--- START Data shown ---
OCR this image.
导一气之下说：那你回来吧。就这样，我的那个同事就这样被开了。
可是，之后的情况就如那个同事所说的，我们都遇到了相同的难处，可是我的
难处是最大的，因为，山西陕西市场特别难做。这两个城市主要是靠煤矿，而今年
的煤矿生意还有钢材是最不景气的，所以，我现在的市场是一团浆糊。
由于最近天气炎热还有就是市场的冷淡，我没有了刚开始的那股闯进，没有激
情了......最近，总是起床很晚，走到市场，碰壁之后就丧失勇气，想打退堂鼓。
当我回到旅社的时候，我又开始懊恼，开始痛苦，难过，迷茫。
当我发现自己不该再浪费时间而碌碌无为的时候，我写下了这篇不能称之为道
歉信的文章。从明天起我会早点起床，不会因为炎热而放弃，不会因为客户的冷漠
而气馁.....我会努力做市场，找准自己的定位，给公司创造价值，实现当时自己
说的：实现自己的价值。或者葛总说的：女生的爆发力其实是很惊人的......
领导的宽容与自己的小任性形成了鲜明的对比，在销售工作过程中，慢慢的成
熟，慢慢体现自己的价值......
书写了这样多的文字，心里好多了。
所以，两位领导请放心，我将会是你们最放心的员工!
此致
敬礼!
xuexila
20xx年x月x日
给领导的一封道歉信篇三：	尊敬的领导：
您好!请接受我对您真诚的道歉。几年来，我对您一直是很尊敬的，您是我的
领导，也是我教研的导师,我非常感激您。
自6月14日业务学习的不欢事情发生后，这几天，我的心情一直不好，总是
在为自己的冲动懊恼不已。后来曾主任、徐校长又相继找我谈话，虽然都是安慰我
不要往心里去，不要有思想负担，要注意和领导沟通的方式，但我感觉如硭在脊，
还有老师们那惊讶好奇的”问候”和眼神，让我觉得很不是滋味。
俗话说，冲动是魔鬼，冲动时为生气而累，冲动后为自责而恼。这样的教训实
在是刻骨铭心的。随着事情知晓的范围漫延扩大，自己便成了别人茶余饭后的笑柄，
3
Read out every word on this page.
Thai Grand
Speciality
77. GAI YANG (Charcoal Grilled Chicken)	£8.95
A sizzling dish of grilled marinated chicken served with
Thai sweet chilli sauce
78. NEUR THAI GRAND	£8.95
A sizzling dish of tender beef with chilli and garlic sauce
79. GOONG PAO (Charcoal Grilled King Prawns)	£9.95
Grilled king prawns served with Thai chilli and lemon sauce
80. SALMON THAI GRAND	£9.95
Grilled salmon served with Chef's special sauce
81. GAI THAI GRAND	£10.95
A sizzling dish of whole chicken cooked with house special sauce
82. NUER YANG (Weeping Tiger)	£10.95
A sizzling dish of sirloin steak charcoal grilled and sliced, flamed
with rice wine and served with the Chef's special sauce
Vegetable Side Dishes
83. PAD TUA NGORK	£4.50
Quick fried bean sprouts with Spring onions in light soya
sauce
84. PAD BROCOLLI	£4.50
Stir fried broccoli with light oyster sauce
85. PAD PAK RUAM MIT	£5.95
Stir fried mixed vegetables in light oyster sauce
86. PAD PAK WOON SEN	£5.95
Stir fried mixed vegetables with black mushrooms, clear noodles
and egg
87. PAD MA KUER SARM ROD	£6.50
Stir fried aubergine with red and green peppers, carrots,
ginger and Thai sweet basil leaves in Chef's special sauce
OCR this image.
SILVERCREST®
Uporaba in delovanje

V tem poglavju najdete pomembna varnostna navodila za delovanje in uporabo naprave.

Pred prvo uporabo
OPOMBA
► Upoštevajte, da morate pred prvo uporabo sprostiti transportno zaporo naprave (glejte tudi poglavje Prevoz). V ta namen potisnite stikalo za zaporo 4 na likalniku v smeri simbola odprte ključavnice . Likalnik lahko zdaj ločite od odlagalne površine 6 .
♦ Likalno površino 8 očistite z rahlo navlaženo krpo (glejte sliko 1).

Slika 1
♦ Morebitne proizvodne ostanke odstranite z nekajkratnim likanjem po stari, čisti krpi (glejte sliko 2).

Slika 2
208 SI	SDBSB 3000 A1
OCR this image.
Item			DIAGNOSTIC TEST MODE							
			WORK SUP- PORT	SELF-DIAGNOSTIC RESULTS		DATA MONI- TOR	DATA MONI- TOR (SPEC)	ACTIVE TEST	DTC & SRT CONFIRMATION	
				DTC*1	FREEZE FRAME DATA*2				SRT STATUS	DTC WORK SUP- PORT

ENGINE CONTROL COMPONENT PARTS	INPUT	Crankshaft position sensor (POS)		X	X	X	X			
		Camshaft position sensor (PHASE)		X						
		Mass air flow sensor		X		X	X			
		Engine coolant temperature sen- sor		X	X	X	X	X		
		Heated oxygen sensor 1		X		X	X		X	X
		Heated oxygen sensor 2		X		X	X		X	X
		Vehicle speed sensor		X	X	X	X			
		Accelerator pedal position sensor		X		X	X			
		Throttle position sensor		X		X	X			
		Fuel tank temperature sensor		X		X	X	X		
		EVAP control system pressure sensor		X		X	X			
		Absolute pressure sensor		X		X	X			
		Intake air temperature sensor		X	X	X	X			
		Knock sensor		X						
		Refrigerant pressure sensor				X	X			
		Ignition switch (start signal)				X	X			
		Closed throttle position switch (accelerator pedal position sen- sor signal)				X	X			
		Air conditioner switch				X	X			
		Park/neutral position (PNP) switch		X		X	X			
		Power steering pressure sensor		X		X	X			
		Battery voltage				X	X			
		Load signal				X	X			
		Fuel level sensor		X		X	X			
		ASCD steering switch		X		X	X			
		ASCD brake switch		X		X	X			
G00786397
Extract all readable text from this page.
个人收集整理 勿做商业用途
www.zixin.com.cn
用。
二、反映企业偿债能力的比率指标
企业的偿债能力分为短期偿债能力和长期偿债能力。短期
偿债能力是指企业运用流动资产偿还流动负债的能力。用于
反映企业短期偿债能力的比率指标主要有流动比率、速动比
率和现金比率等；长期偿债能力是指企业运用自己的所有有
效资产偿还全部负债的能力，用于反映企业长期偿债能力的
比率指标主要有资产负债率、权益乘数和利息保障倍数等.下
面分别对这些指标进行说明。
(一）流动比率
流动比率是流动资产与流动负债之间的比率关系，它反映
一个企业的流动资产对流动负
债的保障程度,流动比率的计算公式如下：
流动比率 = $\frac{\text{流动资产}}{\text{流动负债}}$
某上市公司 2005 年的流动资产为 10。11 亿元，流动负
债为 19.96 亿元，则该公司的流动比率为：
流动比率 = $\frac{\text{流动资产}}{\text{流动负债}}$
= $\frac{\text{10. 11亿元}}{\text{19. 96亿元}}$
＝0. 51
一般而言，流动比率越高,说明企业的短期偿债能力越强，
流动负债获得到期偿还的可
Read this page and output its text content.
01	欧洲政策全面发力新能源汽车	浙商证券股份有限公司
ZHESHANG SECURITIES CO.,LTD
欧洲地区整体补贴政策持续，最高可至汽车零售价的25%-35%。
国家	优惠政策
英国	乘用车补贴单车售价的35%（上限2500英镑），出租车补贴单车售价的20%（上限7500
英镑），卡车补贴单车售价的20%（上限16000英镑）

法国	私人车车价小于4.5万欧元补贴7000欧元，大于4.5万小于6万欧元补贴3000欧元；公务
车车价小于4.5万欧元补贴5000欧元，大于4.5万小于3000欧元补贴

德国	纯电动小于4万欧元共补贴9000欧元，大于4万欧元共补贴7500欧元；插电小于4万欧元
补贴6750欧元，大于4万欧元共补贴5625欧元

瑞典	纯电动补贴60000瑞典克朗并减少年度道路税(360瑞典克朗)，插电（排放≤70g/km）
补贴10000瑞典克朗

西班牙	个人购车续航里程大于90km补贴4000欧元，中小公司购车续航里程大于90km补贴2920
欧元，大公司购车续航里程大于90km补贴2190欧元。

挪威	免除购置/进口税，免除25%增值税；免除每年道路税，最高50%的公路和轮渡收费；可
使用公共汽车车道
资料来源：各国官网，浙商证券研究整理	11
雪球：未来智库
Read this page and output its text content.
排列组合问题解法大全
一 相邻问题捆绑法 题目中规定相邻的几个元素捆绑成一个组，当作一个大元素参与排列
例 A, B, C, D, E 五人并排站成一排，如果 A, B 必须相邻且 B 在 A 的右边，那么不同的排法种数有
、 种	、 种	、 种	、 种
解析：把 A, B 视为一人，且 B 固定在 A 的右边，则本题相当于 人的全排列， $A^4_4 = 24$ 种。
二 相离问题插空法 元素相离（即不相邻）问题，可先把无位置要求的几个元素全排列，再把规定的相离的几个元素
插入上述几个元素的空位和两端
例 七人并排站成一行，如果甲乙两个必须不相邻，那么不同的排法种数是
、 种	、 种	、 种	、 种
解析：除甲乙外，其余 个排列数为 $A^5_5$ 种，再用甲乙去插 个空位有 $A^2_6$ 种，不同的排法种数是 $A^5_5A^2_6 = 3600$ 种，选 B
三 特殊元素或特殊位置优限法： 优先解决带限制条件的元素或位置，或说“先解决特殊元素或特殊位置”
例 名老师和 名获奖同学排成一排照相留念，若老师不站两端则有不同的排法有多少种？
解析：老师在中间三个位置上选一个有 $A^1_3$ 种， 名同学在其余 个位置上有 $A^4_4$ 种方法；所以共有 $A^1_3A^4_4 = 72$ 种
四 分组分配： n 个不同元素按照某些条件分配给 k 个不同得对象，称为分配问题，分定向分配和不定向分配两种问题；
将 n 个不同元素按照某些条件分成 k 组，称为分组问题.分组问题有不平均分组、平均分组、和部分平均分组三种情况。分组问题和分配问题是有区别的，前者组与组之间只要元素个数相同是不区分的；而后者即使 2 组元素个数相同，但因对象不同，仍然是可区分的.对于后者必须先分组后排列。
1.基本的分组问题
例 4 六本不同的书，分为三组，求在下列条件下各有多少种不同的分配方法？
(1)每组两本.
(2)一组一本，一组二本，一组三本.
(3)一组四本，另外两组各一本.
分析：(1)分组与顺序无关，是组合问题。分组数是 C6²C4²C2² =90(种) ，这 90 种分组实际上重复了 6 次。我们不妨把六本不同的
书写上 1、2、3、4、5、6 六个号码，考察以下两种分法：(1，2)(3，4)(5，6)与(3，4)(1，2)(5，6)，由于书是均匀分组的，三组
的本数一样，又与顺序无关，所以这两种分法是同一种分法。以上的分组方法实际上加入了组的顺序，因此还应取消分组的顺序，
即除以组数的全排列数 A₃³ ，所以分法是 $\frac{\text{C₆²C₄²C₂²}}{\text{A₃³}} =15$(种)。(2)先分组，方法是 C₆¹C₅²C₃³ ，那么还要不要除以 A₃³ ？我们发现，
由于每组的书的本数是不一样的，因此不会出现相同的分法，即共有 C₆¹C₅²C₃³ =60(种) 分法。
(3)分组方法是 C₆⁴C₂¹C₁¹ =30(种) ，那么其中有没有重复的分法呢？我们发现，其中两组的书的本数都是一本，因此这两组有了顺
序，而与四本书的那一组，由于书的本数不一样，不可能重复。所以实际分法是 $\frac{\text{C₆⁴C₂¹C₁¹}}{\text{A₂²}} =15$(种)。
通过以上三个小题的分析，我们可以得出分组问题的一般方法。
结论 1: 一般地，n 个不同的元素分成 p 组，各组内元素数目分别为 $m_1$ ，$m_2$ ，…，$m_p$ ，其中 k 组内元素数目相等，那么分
--- END Data shown ---
Reproduce each line from the records that contains the word "served".

### Task solution
A sizzling dish of grilled marinated chicken served with
Grilled king prawns served with Thai chilli and lemon sauce
Grilled salmon served with Chef's special sauce
with rice wine and served with the Chef's special sauce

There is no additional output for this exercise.